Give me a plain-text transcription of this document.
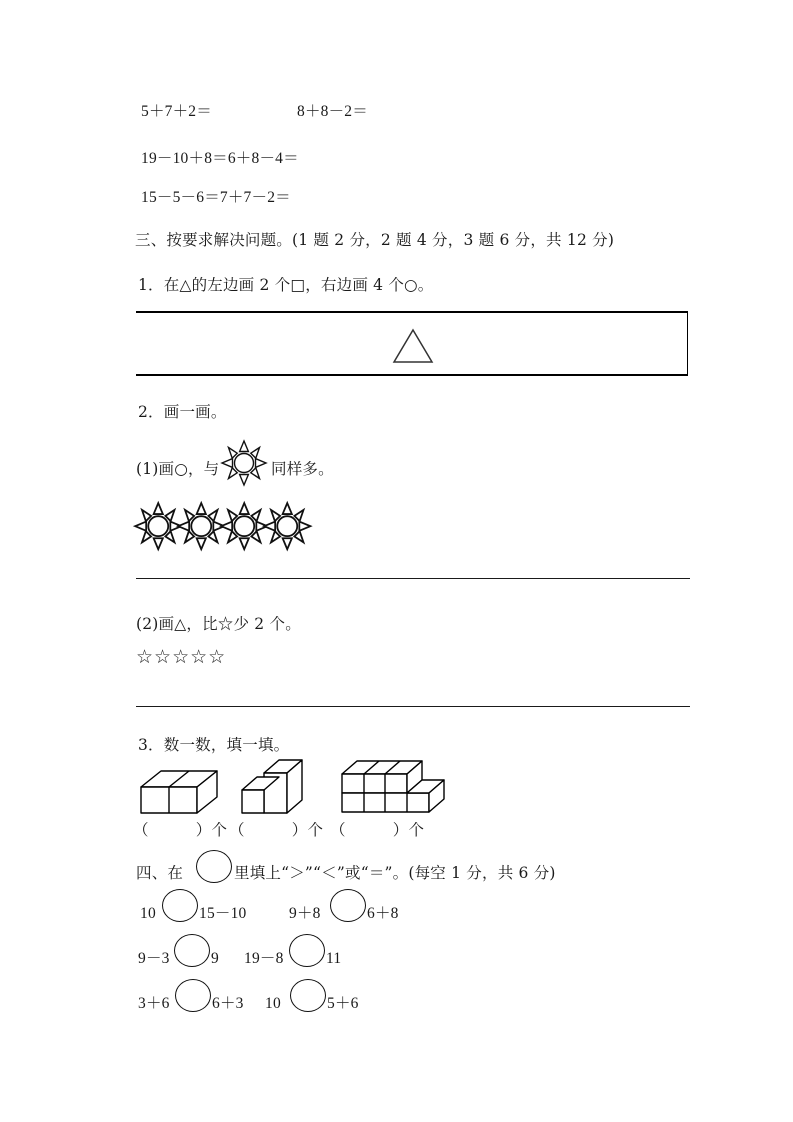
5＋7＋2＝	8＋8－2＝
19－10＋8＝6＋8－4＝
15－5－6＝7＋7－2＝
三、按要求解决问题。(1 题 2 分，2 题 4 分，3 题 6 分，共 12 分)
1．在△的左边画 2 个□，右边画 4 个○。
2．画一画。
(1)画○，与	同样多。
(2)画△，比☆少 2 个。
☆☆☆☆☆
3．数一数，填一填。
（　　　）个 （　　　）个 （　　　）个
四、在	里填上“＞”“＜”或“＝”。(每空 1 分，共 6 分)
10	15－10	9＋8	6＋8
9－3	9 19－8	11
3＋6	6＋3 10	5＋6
-- -- --
[Directions for this task]: Set down the complete material exactly, but do not include the images.

[Finished answer]:
Give me a plain-text transcription of this document.
5＋7＋2＝	8＋8－2＝
19－10＋8＝6＋8－4＝
15－5－6＝7＋7－2＝
三、按要求解决问题。(1 题 2 分，2 题 4 分，3 题 6 分，共 12 分)
1．在△的左边画 2 个□，右边画 4 个○。
2．画一画。
(1)画○，与	同样多。
(2)画△，比☆少 2 个。
☆☆☆☆☆
3．数一数，填一填。
（　　　）个 （　　　）个 （　　　）个
四、在	里填上“＞”“＜”或“＝”。(每空 1 分，共 6 分)
10	15－10	9＋8	6＋8
9－3	9 19－8	11
3＋6	6＋3 10	5＋6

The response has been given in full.